[start of Task input]

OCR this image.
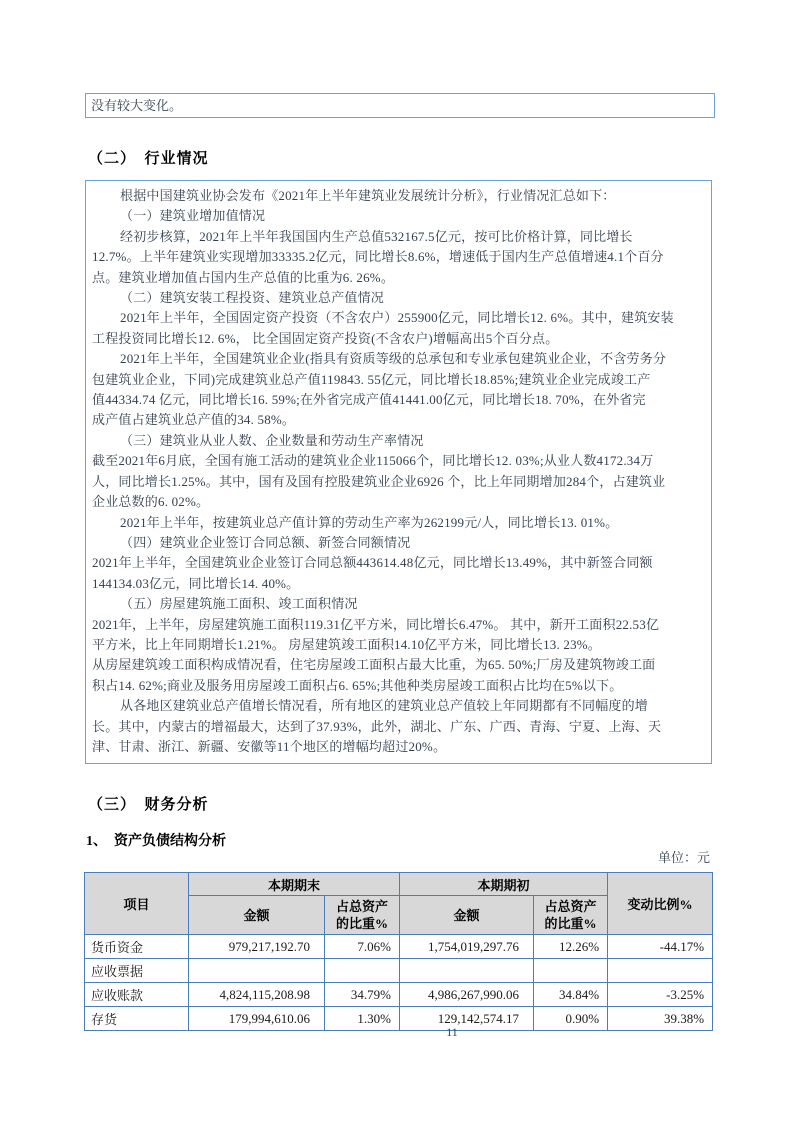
没有较大变化。
（二）　行业情况
根据中国建筑业协会发布《2021年上半年建筑业发展统计分析》，行业情况汇总如下：
（一）建筑业增加值情况
经初步核算，2021年上半年我国国内生产总值532167.5亿元，按可比价格计算，同比增长
12.7%。上半年建筑业实现增加33335.2亿元，同比增长8.6%，增速低于国内生产总值增速4.1个百分
点。建筑业增加值占国内生产总值的比重为6. 26%。
（二）建筑安装工程投资、建筑业总产值情况
2021年上半年，全国固定资产投资（不含农户）255900亿元，同比增长12. 6%。其中，建筑安装
工程投资同比增长12. 6%， 比全国固定资产投资(不含农户)增幅高出5个百分点。
2021年上半年，全国建筑业企业(指具有资质等级的总承包和专业承包建筑业企业，不含劳务分
包建筑业企业，下同)完成建筑业总产值119843. 55亿元，同比增长18.85%;建筑业企业完成竣工产
值44334.74 亿元，同比增长16. 59%;在外省完成产值41441.00亿元，同比增长18. 70%，在外省完
成产值占建筑业总产值的34. 58%。
（三）建筑业从业人数、企业数量和劳动生产率情况
截至2021年6月底，全国有施工活动的建筑业企业115066个，同比增长12. 03%;从业人数4172.34万
人，同比增长1.25%。其中，国有及国有控股建筑业企业6926 个，比上年同期增加284个，占建筑业
企业总数的6. 02%。
2021年上半年，按建筑业总产值计算的劳动生产率为262199元/人，同比增长13. 01%。
（四）建筑业企业签订合同总额、新签合同额情况
2021年上半年，全国建筑业企业签订合同总额443614.48亿元，同比增长13.49%，其中新签合同额
144134.03亿元，同比增长14. 40%。
（五）房屋建筑施工面积、竣工面积情况
2021年，上半年，房屋建筑施工面积119.31亿平方米，同比增长6.47%。 其中，新开工面积22.53亿
平方米，比上年同期增长1.21%。 房屋建筑竣工面积14.10亿平方米，同比增长13. 23%。
从房屋建筑竣工面积构成情况看，住宅房屋竣工面积占最大比重，为65. 50%;厂房及建筑物竣工面
积占14. 62%;商业及服务用房屋竣工面积占6. 65%;其他种类房屋竣工面积占比均在5%以下。
从各地区建筑业总产值增长情况看，所有地区的建筑业总产值较上年同期都有不同幅度的增
长。其中，内蒙古的增福最大，达到了37.93%，此外，湖北、广东、广西、青海、宁夏、上海、天
津、甘肃、浙江、新疆、安徽等11个地区的增幅均超过20%。
（三）　财务分析
1、　资产负债结构分析
单位：元
项目	本期期末		本期期初		变动比例%
	金额	占总资产的比重%	金额	占总资产的比重%	
货币资金	979,217,192.70	7.06%	1,754,019,297.76	12.26%	-44.17%
应收票据					
应收账款	4,824,115,208.98	34.79%	4,986,267,990.06	34.84%	-3.25%
存货	179,994,610.06	1.30%	129,142,574.17	0.90%	39.38%
11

[end of Task input]

Aim
Check each line of the records for the word "不含农户", and show the lines that contain it.

Answer to the task
2021年上半年，全国固定资产投资（不含农户）255900亿元，同比增长12. 6%。其中，建筑安装
工程投资同比增长12. 6%， 比全国固定资产投资(不含农户)增幅高出5个百分点。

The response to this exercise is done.